• [Dataset entries]

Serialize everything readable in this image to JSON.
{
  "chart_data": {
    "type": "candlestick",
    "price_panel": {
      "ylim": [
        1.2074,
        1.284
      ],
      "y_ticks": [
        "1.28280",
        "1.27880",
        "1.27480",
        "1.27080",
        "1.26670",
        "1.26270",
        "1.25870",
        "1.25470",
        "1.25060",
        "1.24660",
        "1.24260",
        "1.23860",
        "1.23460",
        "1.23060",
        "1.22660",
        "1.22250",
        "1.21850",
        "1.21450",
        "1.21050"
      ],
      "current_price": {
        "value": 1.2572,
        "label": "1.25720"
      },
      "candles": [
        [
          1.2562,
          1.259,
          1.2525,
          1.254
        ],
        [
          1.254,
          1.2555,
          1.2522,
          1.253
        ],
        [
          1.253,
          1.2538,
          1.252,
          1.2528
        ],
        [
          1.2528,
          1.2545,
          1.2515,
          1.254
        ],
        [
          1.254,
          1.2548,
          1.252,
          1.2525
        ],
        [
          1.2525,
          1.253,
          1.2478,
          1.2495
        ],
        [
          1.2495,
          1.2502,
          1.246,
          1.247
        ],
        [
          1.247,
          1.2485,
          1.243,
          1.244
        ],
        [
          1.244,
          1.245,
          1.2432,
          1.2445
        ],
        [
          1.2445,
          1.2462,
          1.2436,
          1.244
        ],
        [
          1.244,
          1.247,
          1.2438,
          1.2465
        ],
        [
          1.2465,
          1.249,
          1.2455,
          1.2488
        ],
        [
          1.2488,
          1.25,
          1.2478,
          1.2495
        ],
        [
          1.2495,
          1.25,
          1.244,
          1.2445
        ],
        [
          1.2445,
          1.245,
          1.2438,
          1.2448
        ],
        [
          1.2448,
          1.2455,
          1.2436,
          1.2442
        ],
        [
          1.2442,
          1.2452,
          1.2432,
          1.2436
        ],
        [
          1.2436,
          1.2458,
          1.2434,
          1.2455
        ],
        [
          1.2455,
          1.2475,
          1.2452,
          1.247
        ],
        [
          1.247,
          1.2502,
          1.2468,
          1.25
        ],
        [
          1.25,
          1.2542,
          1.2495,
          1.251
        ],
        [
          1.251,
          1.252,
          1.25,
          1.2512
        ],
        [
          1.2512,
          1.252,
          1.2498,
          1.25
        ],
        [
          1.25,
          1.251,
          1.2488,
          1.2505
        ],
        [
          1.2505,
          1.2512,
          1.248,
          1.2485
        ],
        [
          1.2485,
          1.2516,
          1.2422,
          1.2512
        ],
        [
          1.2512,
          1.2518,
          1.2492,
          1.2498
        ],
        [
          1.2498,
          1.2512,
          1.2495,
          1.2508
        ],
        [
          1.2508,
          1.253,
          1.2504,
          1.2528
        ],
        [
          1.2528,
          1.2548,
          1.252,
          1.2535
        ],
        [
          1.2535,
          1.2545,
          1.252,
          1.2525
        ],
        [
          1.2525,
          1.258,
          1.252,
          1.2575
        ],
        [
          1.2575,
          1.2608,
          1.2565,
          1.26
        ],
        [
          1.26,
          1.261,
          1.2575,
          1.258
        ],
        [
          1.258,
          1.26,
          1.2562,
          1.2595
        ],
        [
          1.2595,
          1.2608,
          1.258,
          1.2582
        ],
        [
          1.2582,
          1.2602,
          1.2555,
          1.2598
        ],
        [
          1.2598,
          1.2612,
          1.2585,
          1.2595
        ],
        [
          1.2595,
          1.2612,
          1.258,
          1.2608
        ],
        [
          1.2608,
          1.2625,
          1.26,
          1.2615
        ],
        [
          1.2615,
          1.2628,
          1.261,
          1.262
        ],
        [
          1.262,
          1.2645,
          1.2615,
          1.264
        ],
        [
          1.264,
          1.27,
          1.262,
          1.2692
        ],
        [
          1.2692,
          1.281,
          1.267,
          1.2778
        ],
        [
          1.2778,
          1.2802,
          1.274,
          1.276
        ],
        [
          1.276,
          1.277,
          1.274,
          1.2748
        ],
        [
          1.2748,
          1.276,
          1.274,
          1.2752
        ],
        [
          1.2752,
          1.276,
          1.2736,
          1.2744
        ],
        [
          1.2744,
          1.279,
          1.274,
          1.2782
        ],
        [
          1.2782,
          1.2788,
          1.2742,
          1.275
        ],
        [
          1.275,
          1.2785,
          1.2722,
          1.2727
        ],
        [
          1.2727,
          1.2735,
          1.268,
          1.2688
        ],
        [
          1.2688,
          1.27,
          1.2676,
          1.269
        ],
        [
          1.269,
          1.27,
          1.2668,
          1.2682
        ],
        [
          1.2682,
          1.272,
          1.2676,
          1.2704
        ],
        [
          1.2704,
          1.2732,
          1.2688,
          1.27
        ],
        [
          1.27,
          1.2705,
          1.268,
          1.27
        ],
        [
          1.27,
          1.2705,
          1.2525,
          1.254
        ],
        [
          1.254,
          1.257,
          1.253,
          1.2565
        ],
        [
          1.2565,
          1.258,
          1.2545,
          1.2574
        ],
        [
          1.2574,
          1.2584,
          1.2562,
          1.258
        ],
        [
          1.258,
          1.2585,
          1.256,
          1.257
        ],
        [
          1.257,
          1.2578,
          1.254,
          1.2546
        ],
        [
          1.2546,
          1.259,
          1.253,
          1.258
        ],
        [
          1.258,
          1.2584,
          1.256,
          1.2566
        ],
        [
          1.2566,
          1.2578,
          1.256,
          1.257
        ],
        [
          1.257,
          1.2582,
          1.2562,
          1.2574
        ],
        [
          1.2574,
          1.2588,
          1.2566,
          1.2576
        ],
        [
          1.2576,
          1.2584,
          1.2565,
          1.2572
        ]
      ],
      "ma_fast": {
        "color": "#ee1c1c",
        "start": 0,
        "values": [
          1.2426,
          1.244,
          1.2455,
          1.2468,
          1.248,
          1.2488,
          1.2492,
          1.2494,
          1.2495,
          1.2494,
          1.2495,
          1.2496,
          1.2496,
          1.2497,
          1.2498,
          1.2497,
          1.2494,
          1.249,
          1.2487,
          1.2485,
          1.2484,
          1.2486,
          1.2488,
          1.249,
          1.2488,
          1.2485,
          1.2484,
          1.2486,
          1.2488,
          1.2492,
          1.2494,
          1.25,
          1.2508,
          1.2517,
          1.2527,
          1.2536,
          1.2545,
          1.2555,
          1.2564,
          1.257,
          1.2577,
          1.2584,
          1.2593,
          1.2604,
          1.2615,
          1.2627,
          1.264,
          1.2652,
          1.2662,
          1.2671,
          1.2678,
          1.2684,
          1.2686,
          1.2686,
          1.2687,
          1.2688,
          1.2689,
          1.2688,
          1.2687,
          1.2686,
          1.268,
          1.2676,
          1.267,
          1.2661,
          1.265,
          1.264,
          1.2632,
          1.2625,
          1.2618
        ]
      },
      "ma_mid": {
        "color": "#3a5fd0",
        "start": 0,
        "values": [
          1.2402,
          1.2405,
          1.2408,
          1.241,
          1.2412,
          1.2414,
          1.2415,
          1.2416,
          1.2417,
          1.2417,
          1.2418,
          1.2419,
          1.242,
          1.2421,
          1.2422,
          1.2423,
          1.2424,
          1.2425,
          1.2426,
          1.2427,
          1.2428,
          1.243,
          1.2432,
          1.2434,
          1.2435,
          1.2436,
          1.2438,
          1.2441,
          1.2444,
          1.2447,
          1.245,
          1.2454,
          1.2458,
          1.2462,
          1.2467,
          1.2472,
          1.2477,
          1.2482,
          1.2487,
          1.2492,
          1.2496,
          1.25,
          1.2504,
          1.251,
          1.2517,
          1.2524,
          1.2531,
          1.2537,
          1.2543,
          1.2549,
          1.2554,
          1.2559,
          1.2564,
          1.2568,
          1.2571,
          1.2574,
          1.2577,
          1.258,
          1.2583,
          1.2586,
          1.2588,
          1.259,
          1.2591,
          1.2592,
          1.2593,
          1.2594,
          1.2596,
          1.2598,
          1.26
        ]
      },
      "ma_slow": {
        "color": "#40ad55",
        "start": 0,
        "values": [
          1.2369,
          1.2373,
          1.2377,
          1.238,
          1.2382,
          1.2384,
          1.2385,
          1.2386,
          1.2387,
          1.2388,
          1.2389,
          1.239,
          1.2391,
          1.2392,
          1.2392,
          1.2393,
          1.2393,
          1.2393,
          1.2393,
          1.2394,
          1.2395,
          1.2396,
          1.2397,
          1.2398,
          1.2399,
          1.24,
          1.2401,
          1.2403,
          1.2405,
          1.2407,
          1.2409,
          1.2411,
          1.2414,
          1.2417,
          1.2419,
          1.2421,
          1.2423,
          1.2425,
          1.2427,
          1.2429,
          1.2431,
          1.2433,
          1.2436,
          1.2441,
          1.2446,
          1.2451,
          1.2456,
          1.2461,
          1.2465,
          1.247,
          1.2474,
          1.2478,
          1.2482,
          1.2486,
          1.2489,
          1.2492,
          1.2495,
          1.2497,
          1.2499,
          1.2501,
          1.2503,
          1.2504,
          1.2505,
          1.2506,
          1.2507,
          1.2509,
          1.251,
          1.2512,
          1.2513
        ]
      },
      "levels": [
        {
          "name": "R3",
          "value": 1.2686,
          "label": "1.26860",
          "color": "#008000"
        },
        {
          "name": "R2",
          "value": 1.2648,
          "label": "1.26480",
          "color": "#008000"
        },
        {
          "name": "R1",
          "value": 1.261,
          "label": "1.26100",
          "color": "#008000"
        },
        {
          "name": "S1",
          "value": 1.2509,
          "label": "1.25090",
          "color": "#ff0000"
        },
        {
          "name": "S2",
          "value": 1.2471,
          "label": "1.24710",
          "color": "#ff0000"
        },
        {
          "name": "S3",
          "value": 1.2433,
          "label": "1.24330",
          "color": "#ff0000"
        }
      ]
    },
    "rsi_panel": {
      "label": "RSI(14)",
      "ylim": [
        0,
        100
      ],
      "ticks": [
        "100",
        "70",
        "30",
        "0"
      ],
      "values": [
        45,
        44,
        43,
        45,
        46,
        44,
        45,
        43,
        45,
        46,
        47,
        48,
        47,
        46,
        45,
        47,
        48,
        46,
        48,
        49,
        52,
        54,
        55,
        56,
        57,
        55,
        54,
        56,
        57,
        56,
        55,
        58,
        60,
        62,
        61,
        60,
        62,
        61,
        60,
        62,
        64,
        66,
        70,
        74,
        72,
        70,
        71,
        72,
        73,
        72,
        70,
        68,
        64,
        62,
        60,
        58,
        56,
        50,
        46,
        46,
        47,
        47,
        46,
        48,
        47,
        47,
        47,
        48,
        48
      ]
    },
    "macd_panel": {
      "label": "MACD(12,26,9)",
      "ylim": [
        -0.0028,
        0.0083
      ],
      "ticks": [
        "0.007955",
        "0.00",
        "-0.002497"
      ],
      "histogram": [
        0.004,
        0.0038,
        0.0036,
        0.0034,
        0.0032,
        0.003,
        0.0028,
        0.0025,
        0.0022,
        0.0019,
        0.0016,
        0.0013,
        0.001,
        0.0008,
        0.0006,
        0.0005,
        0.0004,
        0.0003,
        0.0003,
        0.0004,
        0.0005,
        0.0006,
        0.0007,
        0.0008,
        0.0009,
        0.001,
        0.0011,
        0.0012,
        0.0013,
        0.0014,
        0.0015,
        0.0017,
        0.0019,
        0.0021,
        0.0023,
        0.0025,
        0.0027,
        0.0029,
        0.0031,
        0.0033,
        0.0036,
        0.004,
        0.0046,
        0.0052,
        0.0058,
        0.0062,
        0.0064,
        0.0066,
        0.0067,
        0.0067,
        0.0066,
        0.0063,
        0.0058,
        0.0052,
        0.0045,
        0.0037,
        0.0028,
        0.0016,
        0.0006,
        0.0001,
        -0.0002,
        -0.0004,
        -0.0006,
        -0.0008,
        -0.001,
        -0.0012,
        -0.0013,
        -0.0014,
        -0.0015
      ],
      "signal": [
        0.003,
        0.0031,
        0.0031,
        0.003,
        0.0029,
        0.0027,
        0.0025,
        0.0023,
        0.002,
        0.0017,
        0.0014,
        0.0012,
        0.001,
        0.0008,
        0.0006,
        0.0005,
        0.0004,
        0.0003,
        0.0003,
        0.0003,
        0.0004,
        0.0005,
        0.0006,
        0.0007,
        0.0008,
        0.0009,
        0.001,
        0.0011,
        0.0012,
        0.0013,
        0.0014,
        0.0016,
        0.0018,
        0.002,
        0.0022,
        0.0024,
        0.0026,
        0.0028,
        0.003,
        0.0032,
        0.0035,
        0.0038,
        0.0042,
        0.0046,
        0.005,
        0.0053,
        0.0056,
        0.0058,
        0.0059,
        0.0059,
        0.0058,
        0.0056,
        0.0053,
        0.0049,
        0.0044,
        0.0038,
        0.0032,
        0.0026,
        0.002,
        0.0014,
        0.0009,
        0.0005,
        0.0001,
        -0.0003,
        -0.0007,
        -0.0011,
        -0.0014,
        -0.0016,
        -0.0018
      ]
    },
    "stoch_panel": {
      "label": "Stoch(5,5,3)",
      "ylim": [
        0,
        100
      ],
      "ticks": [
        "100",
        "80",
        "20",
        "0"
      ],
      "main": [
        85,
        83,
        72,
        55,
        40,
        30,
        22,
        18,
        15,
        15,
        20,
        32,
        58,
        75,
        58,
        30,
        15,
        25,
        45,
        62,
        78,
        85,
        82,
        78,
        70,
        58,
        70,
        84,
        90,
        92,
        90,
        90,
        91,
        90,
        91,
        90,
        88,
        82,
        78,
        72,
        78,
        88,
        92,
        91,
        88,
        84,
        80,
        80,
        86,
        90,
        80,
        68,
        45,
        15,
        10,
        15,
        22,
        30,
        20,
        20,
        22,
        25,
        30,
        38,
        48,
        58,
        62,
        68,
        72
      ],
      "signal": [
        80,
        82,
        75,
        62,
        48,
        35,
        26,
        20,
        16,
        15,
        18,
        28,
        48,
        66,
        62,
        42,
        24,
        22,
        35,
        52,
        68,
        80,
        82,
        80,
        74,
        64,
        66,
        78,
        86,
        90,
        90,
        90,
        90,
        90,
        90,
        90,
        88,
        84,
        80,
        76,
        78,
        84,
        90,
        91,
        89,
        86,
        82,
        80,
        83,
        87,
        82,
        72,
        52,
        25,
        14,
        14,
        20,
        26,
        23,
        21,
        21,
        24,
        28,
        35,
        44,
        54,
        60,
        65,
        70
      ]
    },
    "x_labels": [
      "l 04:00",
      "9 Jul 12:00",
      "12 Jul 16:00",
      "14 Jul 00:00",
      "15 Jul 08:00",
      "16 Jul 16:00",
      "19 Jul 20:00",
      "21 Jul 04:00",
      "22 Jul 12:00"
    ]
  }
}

• [Stated task] Pull out all lines from the entries above that include the word "name".

• [Worked solution]
          "name": "R3",
          "name": "R2",
          "name": "R1",
          "name": "S1",
          "name": "S2",
          "name": "S3",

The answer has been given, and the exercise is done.